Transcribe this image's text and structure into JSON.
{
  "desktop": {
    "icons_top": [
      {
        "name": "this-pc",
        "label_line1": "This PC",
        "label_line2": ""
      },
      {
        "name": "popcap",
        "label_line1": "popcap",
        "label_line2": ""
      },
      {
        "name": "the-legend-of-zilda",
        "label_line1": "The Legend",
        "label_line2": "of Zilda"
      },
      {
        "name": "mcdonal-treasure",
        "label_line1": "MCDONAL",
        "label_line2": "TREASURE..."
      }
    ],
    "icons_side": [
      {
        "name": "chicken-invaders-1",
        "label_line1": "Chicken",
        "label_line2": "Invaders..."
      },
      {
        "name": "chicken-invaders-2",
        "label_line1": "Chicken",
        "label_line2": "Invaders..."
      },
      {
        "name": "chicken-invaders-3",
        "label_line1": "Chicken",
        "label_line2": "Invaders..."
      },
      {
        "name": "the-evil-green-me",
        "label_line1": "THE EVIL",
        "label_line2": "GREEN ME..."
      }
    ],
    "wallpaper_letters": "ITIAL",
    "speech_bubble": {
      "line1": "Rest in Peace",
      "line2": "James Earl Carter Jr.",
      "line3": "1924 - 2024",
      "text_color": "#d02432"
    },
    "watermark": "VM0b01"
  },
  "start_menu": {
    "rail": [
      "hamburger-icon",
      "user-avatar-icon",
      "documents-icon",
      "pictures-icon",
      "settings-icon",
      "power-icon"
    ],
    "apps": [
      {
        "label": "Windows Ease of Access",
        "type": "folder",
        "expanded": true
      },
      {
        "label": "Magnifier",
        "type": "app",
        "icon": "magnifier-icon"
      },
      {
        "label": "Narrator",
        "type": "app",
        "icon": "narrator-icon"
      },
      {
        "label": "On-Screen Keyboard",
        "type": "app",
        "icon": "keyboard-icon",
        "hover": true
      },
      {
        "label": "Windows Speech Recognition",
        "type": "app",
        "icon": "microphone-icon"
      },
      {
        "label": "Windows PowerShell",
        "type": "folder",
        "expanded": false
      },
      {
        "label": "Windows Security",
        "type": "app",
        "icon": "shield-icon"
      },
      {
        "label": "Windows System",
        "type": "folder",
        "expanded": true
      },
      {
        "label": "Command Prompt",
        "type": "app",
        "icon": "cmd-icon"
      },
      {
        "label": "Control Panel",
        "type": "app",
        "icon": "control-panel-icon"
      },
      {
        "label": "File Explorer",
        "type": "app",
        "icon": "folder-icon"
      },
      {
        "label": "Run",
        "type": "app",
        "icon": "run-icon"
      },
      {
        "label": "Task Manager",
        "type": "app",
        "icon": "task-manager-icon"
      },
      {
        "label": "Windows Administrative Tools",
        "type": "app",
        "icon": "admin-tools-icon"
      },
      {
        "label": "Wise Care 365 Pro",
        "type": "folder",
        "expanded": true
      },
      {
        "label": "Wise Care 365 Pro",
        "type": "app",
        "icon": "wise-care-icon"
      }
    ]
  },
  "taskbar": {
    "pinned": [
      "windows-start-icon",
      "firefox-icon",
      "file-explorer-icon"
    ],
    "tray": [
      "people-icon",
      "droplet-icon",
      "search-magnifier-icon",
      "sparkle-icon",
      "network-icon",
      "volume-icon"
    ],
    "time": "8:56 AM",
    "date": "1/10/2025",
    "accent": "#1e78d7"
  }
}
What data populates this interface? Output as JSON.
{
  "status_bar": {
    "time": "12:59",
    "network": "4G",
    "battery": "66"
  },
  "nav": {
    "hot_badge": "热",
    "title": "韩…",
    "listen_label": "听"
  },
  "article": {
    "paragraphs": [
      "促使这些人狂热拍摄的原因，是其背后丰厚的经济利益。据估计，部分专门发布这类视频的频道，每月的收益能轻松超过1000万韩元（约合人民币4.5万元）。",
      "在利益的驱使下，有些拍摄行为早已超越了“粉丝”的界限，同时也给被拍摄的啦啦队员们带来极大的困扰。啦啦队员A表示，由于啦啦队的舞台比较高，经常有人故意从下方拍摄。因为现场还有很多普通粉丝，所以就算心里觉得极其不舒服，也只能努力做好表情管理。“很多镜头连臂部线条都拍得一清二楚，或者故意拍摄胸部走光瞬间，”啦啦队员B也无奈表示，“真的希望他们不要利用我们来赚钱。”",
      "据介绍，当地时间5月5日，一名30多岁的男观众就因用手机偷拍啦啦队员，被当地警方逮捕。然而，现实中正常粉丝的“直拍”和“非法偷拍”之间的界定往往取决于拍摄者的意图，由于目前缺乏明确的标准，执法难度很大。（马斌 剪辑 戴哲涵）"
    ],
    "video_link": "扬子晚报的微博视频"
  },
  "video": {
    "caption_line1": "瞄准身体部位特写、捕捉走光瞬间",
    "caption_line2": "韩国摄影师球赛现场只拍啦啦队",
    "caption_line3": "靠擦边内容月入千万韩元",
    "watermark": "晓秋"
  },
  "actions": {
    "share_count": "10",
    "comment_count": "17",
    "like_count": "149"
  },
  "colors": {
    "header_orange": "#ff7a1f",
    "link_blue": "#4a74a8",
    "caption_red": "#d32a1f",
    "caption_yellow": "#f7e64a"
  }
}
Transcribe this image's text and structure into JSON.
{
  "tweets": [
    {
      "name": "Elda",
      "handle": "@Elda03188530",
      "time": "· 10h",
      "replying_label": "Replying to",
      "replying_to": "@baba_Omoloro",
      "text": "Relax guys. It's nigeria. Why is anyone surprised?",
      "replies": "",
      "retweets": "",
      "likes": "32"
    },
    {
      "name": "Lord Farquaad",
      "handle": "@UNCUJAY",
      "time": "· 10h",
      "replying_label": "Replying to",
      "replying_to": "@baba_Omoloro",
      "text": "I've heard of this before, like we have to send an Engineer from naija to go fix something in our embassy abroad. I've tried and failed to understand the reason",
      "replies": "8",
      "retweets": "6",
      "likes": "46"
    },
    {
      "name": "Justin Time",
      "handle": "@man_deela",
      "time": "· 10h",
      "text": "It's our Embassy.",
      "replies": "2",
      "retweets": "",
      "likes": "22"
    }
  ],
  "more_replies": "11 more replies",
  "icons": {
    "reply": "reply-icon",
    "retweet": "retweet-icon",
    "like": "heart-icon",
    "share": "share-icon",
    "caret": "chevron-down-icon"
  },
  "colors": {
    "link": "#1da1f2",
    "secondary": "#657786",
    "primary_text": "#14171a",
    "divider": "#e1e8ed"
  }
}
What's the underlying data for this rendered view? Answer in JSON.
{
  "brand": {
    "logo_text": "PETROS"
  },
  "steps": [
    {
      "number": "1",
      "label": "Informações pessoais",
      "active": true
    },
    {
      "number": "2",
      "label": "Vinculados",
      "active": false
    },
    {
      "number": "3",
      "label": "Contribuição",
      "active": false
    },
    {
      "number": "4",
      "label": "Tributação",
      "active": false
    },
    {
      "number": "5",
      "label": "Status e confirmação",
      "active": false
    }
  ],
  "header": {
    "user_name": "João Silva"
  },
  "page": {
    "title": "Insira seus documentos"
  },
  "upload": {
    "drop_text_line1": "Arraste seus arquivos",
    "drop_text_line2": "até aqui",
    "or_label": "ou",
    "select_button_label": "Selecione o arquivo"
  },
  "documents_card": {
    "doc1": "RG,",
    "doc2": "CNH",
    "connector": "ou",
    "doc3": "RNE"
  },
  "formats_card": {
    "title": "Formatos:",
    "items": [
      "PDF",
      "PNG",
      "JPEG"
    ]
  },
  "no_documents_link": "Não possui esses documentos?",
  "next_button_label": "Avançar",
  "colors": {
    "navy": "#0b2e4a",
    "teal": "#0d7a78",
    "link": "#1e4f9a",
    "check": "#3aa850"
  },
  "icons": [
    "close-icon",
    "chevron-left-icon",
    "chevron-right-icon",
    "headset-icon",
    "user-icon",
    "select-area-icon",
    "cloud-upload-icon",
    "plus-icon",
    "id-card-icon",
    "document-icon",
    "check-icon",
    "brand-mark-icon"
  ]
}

● ● ● ●

● GOAL
Search the data for "What". Copy every line that has it.

● SOLVED PROBLEM
What data populates this interface? Output as JSON.
What's the underlying data for this rendered view? Answer in JSON.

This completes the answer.